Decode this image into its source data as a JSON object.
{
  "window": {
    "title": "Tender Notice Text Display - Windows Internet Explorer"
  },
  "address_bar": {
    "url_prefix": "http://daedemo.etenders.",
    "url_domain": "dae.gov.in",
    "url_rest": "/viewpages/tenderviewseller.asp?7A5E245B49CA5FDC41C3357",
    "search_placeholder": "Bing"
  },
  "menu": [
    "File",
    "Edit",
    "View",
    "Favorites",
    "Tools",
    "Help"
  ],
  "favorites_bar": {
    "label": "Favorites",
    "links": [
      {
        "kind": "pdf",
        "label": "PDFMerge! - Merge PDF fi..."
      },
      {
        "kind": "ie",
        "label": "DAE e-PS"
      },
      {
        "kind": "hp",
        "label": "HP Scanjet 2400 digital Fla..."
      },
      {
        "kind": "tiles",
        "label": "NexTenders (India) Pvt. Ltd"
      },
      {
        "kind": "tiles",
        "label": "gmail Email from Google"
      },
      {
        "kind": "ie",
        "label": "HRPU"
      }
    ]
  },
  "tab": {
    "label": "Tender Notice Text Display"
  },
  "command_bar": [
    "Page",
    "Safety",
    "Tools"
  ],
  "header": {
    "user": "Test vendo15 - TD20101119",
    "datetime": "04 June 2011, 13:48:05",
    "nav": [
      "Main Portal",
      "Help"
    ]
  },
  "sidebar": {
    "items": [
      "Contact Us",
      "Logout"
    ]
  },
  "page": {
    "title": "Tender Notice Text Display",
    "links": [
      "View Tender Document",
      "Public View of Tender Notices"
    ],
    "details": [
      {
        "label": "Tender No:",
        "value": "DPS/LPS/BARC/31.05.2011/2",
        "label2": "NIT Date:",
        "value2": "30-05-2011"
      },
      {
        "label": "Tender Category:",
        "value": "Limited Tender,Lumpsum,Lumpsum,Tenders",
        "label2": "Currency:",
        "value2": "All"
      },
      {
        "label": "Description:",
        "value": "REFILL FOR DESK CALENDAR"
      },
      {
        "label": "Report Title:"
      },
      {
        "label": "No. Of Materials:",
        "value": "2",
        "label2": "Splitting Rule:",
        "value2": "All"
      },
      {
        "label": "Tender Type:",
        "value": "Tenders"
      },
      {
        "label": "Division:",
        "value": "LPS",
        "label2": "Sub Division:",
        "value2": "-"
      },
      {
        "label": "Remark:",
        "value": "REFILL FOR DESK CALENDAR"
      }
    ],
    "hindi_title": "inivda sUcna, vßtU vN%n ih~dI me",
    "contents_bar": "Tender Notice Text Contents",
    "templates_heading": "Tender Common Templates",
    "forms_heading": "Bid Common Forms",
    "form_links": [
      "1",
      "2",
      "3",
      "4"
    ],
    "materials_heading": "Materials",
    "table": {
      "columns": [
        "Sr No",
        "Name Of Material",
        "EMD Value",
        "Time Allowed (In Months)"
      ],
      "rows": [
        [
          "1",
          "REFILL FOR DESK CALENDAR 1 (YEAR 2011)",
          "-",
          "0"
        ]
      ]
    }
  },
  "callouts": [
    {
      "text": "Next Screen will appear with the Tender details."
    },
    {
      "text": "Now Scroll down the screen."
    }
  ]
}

________________________

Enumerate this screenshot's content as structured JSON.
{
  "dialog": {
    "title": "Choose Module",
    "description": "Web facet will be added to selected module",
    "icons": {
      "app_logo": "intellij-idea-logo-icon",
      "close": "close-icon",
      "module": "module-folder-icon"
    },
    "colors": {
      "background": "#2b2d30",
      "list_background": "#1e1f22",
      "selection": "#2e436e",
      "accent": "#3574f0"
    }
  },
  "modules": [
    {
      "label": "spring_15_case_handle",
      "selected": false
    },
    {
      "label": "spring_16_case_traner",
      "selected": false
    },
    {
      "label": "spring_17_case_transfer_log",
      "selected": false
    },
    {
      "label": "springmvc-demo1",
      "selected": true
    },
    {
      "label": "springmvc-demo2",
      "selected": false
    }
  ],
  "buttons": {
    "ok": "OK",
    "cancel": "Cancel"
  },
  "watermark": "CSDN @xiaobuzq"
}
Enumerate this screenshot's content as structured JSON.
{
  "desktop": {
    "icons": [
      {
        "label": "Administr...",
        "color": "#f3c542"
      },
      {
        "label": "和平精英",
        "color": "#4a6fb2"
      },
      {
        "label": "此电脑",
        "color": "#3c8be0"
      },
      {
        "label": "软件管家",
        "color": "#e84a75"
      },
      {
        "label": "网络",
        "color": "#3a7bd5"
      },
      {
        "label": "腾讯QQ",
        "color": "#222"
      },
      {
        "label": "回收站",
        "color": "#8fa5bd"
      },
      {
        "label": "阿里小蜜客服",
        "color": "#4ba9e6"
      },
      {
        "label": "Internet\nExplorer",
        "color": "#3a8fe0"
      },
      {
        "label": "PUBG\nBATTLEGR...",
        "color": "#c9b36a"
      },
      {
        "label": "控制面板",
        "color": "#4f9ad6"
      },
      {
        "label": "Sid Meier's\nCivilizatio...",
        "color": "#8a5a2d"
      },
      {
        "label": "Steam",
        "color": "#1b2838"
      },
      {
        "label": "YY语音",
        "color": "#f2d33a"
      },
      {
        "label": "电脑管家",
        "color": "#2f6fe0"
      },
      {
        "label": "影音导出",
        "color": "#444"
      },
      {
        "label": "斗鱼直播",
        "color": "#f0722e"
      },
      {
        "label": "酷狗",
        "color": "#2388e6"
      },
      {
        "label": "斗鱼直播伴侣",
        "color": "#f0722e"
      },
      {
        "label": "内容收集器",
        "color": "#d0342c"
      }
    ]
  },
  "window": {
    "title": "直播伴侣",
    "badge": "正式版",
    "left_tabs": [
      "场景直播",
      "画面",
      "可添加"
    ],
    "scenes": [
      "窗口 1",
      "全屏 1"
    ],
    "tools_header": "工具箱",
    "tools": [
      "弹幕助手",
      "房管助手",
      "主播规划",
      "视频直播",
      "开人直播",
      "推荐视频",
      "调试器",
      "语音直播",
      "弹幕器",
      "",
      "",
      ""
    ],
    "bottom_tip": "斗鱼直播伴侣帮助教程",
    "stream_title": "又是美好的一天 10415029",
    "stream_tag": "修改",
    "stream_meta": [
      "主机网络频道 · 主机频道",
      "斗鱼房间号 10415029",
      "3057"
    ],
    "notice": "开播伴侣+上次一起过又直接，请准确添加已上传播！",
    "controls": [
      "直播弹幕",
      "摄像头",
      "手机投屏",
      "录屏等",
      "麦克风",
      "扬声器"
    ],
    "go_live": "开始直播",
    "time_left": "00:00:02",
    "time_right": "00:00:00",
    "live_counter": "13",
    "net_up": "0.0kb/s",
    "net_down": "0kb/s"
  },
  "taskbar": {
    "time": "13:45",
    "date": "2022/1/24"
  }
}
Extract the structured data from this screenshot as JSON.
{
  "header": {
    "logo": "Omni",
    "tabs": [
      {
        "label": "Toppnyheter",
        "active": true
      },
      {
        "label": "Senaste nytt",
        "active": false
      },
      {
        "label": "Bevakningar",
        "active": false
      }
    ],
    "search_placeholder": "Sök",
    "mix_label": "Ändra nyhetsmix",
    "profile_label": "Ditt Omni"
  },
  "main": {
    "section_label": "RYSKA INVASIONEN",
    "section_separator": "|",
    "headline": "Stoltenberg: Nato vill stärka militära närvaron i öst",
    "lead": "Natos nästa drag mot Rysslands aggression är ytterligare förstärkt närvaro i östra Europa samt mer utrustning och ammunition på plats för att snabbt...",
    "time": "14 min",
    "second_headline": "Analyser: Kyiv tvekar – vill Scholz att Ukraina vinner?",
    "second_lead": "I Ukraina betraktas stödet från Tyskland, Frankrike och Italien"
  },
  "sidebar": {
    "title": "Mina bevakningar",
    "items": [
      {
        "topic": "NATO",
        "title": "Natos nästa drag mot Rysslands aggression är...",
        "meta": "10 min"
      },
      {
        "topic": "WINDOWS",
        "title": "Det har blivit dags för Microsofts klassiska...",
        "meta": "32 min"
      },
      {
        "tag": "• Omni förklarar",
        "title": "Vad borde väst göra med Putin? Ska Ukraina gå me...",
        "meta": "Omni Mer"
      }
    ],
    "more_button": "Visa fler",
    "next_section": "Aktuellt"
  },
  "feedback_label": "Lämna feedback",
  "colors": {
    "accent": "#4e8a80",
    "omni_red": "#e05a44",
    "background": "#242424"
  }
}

________________________

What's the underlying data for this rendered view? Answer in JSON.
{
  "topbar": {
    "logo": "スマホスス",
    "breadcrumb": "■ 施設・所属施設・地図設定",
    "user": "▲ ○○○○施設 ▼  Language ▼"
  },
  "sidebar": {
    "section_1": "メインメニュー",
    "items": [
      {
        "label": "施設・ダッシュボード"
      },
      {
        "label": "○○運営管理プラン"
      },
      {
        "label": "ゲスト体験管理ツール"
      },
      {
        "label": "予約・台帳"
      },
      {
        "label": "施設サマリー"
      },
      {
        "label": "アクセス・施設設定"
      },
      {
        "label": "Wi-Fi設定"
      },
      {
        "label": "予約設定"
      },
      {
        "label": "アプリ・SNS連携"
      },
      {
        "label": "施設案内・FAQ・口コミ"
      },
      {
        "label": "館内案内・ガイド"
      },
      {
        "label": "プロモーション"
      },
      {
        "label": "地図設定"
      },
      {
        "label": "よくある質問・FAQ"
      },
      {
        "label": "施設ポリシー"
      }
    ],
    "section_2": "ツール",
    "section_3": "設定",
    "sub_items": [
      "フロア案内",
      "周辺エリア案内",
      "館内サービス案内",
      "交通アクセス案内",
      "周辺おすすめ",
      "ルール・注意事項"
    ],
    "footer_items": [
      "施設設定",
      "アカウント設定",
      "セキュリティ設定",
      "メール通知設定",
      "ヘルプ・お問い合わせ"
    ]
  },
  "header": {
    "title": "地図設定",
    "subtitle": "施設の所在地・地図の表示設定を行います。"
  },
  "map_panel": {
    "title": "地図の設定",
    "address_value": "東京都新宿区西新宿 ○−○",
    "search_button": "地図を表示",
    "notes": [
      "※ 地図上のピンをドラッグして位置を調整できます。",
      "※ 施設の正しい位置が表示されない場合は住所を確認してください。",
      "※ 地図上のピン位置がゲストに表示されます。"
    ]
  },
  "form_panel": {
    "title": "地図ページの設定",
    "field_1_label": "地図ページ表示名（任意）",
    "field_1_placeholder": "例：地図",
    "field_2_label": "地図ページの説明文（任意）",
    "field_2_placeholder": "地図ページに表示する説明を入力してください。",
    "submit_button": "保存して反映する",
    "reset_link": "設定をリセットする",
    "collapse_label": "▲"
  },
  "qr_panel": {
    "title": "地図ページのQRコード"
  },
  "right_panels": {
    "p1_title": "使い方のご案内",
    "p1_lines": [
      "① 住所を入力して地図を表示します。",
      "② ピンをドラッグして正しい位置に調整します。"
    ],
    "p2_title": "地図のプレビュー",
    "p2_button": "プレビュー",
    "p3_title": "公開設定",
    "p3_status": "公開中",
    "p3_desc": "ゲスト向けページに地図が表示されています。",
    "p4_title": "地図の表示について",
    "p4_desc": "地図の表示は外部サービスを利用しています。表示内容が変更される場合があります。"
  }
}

________________________

* _PROBLEM_
Return each line of the data that contains the string "this".

* _IN RESPONSE_
Decode this image into its source data as a JSON object.
Enumerate this screenshot's content as structured JSON.
Enumerate this screenshot's content as structured JSON.
Extract the structured data from this screenshot as JSON.
What's the underlying data for this rendered view? Answer in JSON.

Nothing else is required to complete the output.